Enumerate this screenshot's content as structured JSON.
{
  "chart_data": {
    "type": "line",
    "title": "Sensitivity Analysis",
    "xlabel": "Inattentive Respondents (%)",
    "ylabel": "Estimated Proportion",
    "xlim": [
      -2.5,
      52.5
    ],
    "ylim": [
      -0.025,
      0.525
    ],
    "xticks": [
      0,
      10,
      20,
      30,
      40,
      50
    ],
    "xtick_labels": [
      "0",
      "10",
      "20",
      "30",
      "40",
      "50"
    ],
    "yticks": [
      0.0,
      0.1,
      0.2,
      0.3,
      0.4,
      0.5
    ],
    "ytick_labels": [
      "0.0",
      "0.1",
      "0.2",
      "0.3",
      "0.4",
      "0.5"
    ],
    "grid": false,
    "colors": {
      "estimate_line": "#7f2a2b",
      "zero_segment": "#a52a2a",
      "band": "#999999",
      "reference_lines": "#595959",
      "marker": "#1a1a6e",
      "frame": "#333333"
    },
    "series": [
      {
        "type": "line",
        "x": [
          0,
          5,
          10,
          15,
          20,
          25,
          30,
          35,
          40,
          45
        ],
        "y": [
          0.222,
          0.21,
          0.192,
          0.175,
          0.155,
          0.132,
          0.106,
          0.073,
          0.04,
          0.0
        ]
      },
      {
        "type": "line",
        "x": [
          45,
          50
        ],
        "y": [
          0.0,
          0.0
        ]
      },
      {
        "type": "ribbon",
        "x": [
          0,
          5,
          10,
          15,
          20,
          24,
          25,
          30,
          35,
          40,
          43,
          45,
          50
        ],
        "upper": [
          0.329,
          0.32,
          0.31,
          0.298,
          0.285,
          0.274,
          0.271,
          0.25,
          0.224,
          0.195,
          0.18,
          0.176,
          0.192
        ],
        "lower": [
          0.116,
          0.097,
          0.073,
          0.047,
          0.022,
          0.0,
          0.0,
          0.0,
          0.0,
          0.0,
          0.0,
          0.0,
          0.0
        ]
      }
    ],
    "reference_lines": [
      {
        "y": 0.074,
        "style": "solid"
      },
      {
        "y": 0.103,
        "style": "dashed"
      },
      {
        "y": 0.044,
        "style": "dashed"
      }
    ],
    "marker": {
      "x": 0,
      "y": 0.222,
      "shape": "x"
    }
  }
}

WRITTEN REQUEST – Extract the complete listing verbatim.

ANSWER BELOW –
Enumerate this screenshot's content as structured JSON.
{
  "chart_data": {
    "type": "line",
    "title": "Sensitivity Analysis",
    "xlabel": "Inattentive Respondents (%)",
    "ylabel": "Estimated Proportion",
    "xlim": [
      -2.5,
      52.5
    ],
    "ylim": [
      -0.025,
      0.525
    ],
    "xticks": [
      0,
      10,
      20,
      30,
      40,
      50
    ],
    "xtick_labels": [
      "0",
      "10",
      "20",
      "30",
      "40",
      "50"
    ],
    "yticks": [
      0.0,
      0.1,
      0.2,
      0.3,
      0.4,
      0.5
    ],
    "ytick_labels": [
      "0.0",
      "0.1",
      "0.2",
      "0.3",
      "0.4",
      "0.5"
    ],
    "grid": false,
    "colors": {
      "estimate_line": "#7f2a2b",
      "zero_segment": "#a52a2a",
      "band": "#999999",
      "reference_lines": "#595959",
      "marker": "#1a1a6e",
      "frame": "#333333"
    },
    "series": [
      {
        "type": "line",
        "x": [
          0,
          5,
          10,
          15,
          20,
          25,
          30,
          35,
          40,
          45
        ],
        "y": [
          0.222,
          0.21,
          0.192,
          0.175,
          0.155,
          0.132,
          0.106,
          0.073,
          0.04,
          0.0
        ]
      },
      {
        "type": "line",
        "x": [
          45,
          50
        ],
        "y": [
          0.0,
          0.0
        ]
      },
      {
        "type": "ribbon",
        "x": [
          0,
          5,
          10,
          15,
          20,
          24,
          25,
          30,
          35,
          40,
          43,
          45,
          50
        ],
        "upper": [
          0.329,
          0.32,
          0.31,
          0.298,
          0.285,
          0.274,
          0.271,
          0.25,
          0.224,
          0.195,
          0.18,
          0.176,
          0.192
        ],
        "lower": [
          0.116,
          0.097,
          0.073,
          0.047,
          0.022,
          0.0,
          0.0,
          0.0,
          0.0,
          0.0,
          0.0,
          0.0,
          0.0
        ]
      }
    ],
    "reference_lines": [
      {
        "y": 0.074,
        "style": "solid"
      },
      {
        "y": 0.103,
        "style": "dashed"
      },
      {
        "y": 0.044,
        "style": "dashed"
      }
    ],
    "marker": {
      "x": 0,
      "y": 0.222,
      "shape": "x"
    }
  }
}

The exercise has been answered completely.